━━ DATA LISTING

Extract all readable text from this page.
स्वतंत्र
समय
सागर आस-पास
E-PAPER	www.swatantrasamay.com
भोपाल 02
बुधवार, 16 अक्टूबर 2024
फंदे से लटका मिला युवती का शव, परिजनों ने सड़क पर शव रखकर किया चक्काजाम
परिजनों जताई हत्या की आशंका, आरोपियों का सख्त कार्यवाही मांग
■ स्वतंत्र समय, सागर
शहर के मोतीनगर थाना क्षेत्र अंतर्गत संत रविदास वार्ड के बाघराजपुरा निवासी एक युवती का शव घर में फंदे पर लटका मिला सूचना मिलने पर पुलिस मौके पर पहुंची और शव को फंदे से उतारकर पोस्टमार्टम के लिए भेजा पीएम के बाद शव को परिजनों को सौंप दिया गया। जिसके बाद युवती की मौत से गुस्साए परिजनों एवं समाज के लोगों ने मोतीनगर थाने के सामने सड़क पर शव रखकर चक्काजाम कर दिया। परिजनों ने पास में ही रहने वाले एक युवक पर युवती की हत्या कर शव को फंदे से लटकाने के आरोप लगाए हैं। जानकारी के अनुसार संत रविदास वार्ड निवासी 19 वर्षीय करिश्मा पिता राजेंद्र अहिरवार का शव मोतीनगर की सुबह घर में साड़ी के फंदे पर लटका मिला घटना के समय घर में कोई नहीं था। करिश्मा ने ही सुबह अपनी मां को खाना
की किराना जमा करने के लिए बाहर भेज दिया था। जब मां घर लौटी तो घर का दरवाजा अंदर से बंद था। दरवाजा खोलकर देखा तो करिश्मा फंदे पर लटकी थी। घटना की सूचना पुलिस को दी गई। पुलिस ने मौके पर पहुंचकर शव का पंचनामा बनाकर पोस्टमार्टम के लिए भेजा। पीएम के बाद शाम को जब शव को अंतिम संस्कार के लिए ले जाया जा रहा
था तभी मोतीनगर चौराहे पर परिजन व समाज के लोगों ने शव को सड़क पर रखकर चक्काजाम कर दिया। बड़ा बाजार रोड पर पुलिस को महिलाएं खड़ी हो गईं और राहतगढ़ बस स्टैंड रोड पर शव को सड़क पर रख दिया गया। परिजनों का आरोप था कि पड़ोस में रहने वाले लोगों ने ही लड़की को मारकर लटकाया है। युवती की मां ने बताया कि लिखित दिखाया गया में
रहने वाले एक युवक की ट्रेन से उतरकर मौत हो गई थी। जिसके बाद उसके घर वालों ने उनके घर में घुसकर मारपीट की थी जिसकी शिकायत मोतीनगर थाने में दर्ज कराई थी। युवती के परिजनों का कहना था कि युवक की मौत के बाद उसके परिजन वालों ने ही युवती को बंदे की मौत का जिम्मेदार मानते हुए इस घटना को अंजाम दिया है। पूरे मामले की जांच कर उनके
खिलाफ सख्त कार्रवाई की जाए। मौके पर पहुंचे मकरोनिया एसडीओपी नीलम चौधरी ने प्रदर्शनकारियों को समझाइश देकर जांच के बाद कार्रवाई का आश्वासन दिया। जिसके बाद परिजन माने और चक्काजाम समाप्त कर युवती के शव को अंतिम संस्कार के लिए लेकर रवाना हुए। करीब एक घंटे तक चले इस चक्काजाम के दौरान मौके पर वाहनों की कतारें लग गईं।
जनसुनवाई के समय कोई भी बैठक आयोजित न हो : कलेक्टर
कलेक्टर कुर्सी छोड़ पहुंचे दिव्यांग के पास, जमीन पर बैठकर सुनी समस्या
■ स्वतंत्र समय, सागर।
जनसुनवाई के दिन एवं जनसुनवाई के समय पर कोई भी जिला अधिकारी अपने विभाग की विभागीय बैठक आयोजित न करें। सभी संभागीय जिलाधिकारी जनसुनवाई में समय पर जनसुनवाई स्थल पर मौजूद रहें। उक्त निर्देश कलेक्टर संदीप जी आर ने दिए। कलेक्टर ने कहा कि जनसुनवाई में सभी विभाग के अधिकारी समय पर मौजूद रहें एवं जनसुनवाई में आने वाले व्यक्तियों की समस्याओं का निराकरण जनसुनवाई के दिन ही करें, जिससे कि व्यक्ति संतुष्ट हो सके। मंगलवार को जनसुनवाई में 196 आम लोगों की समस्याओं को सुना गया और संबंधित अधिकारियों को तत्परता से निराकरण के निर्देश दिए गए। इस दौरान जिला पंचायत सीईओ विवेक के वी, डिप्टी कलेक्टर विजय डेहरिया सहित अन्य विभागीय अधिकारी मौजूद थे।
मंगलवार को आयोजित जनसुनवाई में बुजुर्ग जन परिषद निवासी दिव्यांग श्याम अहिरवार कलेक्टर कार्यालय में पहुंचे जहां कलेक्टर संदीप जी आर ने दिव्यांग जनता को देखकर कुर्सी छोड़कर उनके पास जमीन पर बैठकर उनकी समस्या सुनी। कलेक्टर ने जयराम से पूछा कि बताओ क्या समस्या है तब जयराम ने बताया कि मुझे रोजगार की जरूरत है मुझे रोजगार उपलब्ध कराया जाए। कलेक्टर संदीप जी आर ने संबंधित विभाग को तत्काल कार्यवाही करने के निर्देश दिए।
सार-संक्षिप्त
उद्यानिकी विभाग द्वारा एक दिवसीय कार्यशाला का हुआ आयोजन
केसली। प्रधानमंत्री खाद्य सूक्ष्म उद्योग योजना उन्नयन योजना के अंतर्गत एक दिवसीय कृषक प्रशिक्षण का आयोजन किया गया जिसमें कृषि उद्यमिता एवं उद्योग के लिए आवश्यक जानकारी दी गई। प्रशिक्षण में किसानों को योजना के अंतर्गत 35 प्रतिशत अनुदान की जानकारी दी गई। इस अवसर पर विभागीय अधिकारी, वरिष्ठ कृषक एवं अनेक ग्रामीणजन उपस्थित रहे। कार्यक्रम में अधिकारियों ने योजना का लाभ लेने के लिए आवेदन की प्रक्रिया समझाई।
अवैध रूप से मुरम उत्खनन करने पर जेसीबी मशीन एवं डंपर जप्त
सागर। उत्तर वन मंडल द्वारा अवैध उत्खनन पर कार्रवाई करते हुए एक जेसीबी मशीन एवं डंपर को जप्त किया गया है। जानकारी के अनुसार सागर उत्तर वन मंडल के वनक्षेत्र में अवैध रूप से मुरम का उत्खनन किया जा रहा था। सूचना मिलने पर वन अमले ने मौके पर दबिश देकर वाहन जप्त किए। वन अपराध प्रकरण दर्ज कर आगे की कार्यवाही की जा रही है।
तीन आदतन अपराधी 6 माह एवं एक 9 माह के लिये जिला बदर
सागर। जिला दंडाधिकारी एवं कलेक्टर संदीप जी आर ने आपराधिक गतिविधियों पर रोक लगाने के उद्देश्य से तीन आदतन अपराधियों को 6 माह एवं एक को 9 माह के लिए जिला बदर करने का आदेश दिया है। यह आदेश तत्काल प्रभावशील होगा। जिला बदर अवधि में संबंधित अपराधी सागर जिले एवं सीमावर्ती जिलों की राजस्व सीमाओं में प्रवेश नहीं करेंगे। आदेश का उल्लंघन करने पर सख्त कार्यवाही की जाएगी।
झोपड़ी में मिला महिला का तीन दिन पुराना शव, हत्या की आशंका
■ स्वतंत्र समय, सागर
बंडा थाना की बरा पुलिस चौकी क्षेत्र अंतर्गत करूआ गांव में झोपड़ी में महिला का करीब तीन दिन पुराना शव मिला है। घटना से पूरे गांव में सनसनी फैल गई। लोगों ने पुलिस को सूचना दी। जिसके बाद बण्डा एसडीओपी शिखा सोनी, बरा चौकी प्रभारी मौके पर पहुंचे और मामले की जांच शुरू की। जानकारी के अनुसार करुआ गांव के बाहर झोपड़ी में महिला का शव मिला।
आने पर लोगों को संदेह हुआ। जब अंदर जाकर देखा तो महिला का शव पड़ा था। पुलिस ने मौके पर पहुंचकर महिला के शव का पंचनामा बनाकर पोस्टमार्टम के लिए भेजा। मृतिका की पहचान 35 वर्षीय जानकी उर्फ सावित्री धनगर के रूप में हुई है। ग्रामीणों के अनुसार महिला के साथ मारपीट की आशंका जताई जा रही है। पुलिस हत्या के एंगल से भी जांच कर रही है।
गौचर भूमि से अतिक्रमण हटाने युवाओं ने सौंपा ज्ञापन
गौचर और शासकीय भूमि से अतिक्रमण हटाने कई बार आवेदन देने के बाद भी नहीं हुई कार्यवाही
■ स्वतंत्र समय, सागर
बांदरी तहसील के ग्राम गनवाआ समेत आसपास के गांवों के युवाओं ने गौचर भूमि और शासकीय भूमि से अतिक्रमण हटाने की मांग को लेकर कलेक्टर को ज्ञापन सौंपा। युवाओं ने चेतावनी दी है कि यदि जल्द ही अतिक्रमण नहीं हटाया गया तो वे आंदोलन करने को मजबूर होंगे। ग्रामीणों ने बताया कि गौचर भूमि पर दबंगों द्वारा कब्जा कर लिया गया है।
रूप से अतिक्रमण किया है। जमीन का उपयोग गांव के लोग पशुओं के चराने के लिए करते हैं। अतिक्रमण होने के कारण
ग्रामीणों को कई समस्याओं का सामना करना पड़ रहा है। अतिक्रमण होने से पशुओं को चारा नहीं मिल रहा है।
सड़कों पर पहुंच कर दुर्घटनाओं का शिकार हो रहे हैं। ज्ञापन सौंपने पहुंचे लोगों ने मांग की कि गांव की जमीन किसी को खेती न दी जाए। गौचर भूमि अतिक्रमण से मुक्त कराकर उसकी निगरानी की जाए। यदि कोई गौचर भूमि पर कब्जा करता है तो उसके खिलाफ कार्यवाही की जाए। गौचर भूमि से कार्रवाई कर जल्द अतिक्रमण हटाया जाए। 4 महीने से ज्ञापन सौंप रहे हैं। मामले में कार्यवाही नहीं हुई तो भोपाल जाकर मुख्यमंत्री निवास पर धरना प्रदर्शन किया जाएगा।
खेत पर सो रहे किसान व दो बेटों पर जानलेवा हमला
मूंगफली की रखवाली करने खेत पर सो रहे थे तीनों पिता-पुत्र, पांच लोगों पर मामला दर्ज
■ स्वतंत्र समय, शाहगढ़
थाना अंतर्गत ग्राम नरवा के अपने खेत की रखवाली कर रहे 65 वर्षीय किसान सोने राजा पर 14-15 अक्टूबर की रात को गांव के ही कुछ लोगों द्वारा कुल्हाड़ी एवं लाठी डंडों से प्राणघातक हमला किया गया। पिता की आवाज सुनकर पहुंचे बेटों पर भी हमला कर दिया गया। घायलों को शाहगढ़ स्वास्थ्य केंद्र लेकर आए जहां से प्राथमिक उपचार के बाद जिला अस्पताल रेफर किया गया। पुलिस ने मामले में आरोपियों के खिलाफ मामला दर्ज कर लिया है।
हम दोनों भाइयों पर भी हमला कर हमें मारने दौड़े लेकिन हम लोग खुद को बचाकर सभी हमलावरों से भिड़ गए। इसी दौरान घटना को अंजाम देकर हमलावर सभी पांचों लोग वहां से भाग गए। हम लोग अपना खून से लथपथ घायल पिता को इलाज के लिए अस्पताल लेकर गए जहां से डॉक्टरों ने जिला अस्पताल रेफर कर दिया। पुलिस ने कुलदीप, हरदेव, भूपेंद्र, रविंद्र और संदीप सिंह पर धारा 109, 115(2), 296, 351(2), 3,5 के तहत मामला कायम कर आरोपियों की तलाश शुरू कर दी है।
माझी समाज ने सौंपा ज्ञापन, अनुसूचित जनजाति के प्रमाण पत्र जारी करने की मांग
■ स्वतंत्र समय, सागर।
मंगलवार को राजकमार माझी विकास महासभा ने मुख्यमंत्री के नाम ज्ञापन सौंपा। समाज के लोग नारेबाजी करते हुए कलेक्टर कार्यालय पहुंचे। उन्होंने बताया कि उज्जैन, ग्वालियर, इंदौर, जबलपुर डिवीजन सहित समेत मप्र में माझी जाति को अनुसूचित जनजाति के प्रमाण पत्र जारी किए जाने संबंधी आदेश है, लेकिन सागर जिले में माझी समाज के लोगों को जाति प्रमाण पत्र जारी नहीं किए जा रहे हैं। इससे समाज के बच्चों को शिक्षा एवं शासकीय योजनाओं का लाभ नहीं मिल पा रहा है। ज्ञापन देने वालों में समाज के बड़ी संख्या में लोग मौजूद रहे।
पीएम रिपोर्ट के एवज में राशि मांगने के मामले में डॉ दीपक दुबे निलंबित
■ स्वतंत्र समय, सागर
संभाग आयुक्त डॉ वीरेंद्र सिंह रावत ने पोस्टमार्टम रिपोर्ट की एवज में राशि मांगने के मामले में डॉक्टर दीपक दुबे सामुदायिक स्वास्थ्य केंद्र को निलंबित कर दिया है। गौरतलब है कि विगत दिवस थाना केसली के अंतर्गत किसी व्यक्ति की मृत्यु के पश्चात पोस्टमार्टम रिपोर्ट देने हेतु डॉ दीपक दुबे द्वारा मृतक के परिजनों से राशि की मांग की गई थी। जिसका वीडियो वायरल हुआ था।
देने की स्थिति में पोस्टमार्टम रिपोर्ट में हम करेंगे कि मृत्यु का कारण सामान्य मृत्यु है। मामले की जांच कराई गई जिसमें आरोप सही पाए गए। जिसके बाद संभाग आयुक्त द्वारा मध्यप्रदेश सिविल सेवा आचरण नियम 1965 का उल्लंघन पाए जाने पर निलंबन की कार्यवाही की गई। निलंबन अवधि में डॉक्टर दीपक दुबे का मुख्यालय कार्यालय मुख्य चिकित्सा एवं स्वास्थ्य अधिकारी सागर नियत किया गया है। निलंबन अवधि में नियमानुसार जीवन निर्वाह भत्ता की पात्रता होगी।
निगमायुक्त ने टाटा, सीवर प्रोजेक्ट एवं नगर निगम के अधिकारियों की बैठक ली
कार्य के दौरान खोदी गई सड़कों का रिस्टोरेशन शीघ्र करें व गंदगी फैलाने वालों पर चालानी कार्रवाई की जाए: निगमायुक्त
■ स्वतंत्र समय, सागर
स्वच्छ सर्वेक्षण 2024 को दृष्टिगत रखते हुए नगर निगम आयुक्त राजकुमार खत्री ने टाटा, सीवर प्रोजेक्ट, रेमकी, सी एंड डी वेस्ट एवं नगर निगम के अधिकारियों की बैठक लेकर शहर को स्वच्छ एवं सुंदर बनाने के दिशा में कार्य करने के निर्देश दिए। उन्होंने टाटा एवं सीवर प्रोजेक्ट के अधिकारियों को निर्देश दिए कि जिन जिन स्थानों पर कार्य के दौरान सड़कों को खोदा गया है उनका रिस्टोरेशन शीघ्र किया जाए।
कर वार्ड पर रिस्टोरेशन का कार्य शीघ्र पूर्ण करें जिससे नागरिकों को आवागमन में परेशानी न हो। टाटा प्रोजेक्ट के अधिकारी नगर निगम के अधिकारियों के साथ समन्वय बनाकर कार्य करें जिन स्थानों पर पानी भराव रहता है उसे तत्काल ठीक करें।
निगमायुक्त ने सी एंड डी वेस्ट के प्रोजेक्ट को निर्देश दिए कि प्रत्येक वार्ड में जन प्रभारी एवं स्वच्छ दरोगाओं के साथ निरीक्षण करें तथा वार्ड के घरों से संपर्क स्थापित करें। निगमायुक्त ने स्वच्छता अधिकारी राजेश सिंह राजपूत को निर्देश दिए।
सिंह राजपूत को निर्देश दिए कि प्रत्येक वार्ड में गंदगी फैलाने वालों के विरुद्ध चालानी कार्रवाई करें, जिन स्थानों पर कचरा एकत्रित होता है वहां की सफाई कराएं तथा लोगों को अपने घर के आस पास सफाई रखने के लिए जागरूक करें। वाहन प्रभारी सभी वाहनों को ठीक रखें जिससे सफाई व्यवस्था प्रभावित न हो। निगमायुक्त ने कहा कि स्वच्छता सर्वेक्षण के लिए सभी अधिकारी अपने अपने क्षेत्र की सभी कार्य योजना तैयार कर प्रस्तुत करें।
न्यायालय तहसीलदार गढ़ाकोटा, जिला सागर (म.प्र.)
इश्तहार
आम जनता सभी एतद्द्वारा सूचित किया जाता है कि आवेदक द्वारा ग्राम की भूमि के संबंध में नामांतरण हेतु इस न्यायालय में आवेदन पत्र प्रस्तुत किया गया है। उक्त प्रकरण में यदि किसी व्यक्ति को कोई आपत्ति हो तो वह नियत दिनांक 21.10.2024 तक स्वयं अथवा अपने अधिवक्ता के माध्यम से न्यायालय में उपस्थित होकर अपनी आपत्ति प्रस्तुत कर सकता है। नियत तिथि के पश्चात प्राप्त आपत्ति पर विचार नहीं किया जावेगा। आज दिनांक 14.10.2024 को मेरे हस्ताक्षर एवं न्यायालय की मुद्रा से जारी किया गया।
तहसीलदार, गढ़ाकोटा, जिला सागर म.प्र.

━━━━

List the lines of the material in which the word "आदतन" occurs.

**EXPECTED ANSWER:**
तीन आदतन अपराधी 6 माह एवं एक 9 माह के लिये जिला बदर
सागर। जिला दंडाधिकारी एवं कलेक्टर संदीप जी आर ने आपराधिक गतिविधियों पर रोक लगाने के उद्देश्य से तीन आदतन अपराधियों को 6 माह एवं एक को 9 माह के लिए जिला बदर करने का आदेश दिया है। यह आदेश तत्काल प्रभावशील होगा। जिला बदर अवधि में संबंधित अपराधी सागर जिले एवं सीमावर्ती जिलों की राजस्व सीमाओं में प्रवेश नहीं करेंगे। आदेश का उल्लंघन करने पर सख्त कार्यवाही की जाएगी।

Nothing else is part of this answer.